## Figure dataset records
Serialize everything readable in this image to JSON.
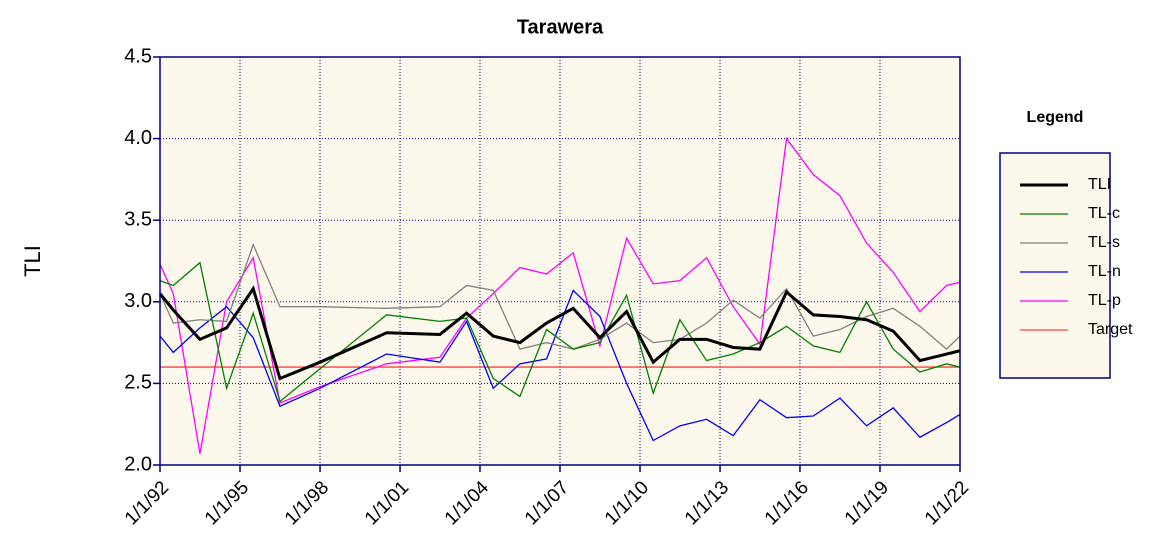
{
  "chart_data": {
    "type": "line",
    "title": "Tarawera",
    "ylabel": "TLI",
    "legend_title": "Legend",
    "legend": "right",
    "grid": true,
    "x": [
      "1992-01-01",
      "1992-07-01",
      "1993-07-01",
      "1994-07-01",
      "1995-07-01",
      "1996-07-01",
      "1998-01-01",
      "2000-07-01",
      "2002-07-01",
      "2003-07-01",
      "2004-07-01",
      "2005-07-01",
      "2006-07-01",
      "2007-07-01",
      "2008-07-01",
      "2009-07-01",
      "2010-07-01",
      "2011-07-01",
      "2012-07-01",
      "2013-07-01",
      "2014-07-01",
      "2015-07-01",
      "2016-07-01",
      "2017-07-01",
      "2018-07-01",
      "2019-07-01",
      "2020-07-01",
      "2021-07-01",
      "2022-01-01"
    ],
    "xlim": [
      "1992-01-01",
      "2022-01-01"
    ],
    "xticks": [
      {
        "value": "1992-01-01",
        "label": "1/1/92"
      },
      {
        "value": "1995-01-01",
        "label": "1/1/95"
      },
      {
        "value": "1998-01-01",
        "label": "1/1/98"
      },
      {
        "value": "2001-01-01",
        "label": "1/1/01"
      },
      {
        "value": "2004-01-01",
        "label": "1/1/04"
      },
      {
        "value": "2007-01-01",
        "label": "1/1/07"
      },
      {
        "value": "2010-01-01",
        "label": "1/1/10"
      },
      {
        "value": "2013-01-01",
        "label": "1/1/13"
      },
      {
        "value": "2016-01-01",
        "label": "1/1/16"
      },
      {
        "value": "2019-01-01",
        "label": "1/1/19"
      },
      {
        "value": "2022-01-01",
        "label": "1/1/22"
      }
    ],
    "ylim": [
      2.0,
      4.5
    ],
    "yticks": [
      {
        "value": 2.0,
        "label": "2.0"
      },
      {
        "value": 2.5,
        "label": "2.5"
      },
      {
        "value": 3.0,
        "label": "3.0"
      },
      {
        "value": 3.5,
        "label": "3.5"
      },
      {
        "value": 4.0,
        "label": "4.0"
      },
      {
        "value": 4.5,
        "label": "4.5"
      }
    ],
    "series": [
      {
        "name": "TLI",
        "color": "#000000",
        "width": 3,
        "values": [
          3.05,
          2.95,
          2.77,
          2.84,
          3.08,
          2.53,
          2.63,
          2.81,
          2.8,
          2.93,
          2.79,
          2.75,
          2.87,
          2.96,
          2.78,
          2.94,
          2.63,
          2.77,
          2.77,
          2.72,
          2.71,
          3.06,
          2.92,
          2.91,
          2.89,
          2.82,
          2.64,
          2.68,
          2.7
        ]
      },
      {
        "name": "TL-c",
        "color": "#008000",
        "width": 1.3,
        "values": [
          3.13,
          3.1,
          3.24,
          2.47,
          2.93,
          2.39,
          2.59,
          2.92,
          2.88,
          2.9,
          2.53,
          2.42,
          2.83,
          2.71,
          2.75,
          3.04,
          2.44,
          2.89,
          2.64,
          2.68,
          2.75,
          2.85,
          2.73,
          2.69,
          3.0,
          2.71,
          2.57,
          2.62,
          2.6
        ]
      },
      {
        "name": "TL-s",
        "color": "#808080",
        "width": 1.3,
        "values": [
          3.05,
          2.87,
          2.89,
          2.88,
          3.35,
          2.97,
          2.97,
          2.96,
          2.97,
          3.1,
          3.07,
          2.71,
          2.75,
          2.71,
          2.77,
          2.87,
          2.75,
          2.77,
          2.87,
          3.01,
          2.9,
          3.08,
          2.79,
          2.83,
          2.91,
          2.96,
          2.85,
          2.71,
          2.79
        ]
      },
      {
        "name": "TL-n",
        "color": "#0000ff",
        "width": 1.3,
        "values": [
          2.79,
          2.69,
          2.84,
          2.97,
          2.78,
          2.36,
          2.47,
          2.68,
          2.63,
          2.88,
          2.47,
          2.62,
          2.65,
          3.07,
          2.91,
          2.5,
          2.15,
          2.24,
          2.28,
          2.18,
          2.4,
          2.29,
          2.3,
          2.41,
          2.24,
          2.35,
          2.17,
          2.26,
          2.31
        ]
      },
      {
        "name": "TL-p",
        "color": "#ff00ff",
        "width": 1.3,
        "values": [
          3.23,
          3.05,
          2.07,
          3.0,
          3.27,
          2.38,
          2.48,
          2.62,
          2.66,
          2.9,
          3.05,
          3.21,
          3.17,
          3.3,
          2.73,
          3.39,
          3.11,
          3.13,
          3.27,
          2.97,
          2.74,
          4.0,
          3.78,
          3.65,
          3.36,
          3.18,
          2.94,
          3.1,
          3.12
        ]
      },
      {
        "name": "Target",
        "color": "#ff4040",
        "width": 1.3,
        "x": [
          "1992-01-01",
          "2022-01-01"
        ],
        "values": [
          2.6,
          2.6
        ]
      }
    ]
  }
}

## EXERCISE
Which lines above contain the word "name"? Copy each of them.

## SOLVED EXERCISE
        "name": "TLI",
        "name": "TL-c",
        "name": "TL-s",
        "name": "TL-n",
        "name": "TL-p",
        "name": "Target",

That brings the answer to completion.